** Start of ENTRIES SHOWN **

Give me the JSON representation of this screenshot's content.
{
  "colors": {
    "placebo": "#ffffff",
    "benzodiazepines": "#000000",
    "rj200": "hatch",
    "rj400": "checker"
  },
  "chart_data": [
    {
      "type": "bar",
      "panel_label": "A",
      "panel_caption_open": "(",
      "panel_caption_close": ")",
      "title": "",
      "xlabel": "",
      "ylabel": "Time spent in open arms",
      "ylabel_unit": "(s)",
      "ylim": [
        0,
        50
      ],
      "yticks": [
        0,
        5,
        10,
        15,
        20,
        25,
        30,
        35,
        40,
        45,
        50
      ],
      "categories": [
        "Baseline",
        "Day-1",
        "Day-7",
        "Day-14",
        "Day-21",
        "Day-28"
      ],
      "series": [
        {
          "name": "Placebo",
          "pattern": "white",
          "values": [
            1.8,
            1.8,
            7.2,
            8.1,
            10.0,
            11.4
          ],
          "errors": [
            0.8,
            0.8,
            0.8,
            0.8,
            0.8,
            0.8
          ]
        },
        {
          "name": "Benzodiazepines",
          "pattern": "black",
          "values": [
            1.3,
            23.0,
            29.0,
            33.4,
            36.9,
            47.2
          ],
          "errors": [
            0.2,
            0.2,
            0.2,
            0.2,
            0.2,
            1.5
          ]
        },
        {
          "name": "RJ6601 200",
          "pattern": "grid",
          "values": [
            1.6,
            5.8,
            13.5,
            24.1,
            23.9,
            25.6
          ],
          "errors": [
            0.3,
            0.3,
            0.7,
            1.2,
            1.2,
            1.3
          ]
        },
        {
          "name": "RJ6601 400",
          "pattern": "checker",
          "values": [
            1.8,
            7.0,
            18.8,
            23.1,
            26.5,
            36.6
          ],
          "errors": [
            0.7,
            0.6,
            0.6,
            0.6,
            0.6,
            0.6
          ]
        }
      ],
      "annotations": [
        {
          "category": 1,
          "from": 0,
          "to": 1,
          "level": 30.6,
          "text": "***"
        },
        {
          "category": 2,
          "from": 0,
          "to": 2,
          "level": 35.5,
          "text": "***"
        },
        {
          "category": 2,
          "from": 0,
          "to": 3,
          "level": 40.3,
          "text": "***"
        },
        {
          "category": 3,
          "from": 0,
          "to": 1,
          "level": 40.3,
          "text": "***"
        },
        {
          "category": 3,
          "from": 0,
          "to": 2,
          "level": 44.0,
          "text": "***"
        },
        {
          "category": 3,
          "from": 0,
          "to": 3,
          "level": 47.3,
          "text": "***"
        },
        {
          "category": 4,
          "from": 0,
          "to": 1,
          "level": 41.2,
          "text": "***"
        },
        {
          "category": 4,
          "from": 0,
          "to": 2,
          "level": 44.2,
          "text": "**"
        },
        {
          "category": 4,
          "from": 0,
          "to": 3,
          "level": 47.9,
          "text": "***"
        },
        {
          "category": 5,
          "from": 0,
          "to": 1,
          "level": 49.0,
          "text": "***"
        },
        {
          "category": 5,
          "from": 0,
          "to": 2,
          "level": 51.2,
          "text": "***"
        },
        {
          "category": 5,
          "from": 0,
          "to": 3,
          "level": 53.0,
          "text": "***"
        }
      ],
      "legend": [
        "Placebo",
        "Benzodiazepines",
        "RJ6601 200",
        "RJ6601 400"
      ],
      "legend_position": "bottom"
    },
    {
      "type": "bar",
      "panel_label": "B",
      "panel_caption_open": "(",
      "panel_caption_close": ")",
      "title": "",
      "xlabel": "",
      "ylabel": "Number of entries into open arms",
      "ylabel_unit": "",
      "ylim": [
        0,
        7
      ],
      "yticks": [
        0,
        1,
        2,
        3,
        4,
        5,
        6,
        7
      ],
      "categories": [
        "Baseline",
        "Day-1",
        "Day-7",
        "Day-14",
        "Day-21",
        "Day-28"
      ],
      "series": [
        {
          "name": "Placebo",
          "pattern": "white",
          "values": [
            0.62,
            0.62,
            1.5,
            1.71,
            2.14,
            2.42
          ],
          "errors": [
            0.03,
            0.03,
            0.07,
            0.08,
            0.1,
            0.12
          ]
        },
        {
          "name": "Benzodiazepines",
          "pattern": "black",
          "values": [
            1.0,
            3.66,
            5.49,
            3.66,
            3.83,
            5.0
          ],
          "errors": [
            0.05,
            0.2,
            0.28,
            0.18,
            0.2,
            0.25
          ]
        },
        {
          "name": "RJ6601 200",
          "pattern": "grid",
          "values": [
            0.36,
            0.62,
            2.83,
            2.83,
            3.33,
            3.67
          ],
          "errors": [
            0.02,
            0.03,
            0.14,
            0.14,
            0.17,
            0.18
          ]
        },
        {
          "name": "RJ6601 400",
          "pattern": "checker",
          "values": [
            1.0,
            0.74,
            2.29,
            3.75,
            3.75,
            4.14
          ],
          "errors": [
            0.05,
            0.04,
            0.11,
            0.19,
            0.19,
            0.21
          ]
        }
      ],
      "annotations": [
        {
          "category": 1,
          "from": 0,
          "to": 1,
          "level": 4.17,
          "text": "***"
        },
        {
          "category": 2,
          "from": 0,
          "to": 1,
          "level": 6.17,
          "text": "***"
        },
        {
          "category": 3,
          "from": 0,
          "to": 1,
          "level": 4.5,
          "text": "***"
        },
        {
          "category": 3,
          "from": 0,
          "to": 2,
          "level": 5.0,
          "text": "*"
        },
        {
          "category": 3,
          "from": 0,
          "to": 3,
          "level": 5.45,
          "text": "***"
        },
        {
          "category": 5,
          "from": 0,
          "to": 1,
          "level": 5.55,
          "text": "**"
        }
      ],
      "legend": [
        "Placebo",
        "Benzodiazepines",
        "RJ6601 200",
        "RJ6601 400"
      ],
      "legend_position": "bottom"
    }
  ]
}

** End of ENTRIES SHOWN **

Transcribe every line of the data, exactly as it stands.

EXPECTED OUTPUT:
Give me the JSON representation of this screenshot's content.
{
  "colors": {
    "placebo": "#ffffff",
    "benzodiazepines": "#000000",
    "rj200": "hatch",
    "rj400": "checker"
  },
  "chart_data": [
    {
      "type": "bar",
      "panel_label": "A",
      "panel_caption_open": "(",
      "panel_caption_close": ")",
      "title": "",
      "xlabel": "",
      "ylabel": "Time spent in open arms",
      "ylabel_unit": "(s)",
      "ylim": [
        0,
        50
      ],
      "yticks": [
        0,
        5,
        10,
        15,
        20,
        25,
        30,
        35,
        40,
        45,
        50
      ],
      "categories": [
        "Baseline",
        "Day-1",
        "Day-7",
        "Day-14",
        "Day-21",
        "Day-28"
      ],
      "series": [
        {
          "name": "Placebo",
          "pattern": "white",
          "values": [
            1.8,
            1.8,
            7.2,
            8.1,
            10.0,
            11.4
          ],
          "errors": [
            0.8,
            0.8,
            0.8,
            0.8,
            0.8,
            0.8
          ]
        },
        {
          "name": "Benzodiazepines",
          "pattern": "black",
          "values": [
            1.3,
            23.0,
            29.0,
            33.4,
            36.9,
            47.2
          ],
          "errors": [
            0.2,
            0.2,
            0.2,
            0.2,
            0.2,
            1.5
          ]
        },
        {
          "name": "RJ6601 200",
          "pattern": "grid",
          "values": [
            1.6,
            5.8,
            13.5,
            24.1,
            23.9,
            25.6
          ],
          "errors": [
            0.3,
            0.3,
            0.7,
            1.2,
            1.2,
            1.3
          ]
        },
        {
          "name": "RJ6601 400",
          "pattern": "checker",
          "values": [
            1.8,
            7.0,
            18.8,
            23.1,
            26.5,
            36.6
          ],
          "errors": [
            0.7,
            0.6,
            0.6,
            0.6,
            0.6,
            0.6
          ]
        }
      ],
      "annotations": [
        {
          "category": 1,
          "from": 0,
          "to": 1,
          "level": 30.6,
          "text": "***"
        },
        {
          "category": 2,
          "from": 0,
          "to": 2,
          "level": 35.5,
          "text": "***"
        },
        {
          "category": 2,
          "from": 0,
          "to": 3,
          "level": 40.3,
          "text": "***"
        },
        {
          "category": 3,
          "from": 0,
          "to": 1,
          "level": 40.3,
          "text": "***"
        },
        {
          "category": 3,
          "from": 0,
          "to": 2,
          "level": 44.0,
          "text": "***"
        },
        {
          "category": 3,
          "from": 0,
          "to": 3,
          "level": 47.3,
          "text": "***"
        },
        {
          "category": 4,
          "from": 0,
          "to": 1,
          "level": 41.2,
          "text": "***"
        },
        {
          "category": 4,
          "from": 0,
          "to": 2,
          "level": 44.2,
          "text": "**"
        },
        {
          "category": 4,
          "from": 0,
          "to": 3,
          "level": 47.9,
          "text": "***"
        },
        {
          "category": 5,
          "from": 0,
          "to": 1,
          "level": 49.0,
          "text": "***"
        },
        {
          "category": 5,
          "from": 0,
          "to": 2,
          "level": 51.2,
          "text": "***"
        },
        {
          "category": 5,
          "from": 0,
          "to": 3,
          "level": 53.0,
          "text": "***"
        }
      ],
      "legend": [
        "Placebo",
        "Benzodiazepines",
        "RJ6601 200",
        "RJ6601 400"
      ],
      "legend_position": "bottom"
    },
    {
      "type": "bar",
      "panel_label": "B",
      "panel_caption_open": "(",
      "panel_caption_close": ")",
      "title": "",
      "xlabel": "",
      "ylabel": "Number of entries into open arms",
      "ylabel_unit": "",
      "ylim": [
        0,
        7
      ],
      "yticks": [
        0,
        1,
        2,
        3,
        4,
        5,
        6,
        7
      ],
      "categories": [
        "Baseline",
        "Day-1",
        "Day-7",
        "Day-14",
        "Day-21",
        "Day-28"
      ],
      "series": [
        {
          "name": "Placebo",
          "pattern": "white",
          "values": [
            0.62,
            0.62,
            1.5,
            1.71,
            2.14,
            2.42
          ],
          "errors": [
            0.03,
            0.03,
            0.07,
            0.08,
            0.1,
            0.12
          ]
        },
        {
          "name": "Benzodiazepines",
          "pattern": "black",
          "values": [
            1.0,
            3.66,
            5.49,
            3.66,
            3.83,
            5.0
          ],
          "errors": [
            0.05,
            0.2,
            0.28,
            0.18,
            0.2,
            0.25
          ]
        },
        {
          "name": "RJ6601 200",
          "pattern": "grid",
          "values": [
            0.36,
            0.62,
            2.83,
            2.83,
            3.33,
            3.67
          ],
          "errors": [
            0.02,
            0.03,
            0.14,
            0.14,
            0.17,
            0.18
          ]
        },
        {
          "name": "RJ6601 400",
          "pattern": "checker",
          "values": [
            1.0,
            0.74,
            2.29,
            3.75,
            3.75,
            4.14
          ],
          "errors": [
            0.05,
            0.04,
            0.11,
            0.19,
            0.19,
            0.21
          ]
        }
      ],
      "annotations": [
        {
          "category": 1,
          "from": 0,
          "to": 1,
          "level": 4.17,
          "text": "***"
        },
        {
          "category": 2,
          "from": 0,
          "to": 1,
          "level": 6.17,
          "text": "***"
        },
        {
          "category": 3,
          "from": 0,
          "to": 1,
          "level": 4.5,
          "text": "***"
        },
        {
          "category": 3,
          "from": 0,
          "to": 2,
          "level": 5.0,
          "text": "*"
        },
        {
          "category": 3,
          "from": 0,
          "to": 3,
          "level": 5.45,
          "text": "***"
        },
        {
          "category": 5,
          "from": 0,
          "to": 1,
          "level": 5.55,
          "text": "**"
        }
      ],
      "legend": [
        "Placebo",
        "Benzodiazepines",
        "RJ6601 200",
        "RJ6601 400"
      ],
      "legend_position": "bottom"
    }
  ]
}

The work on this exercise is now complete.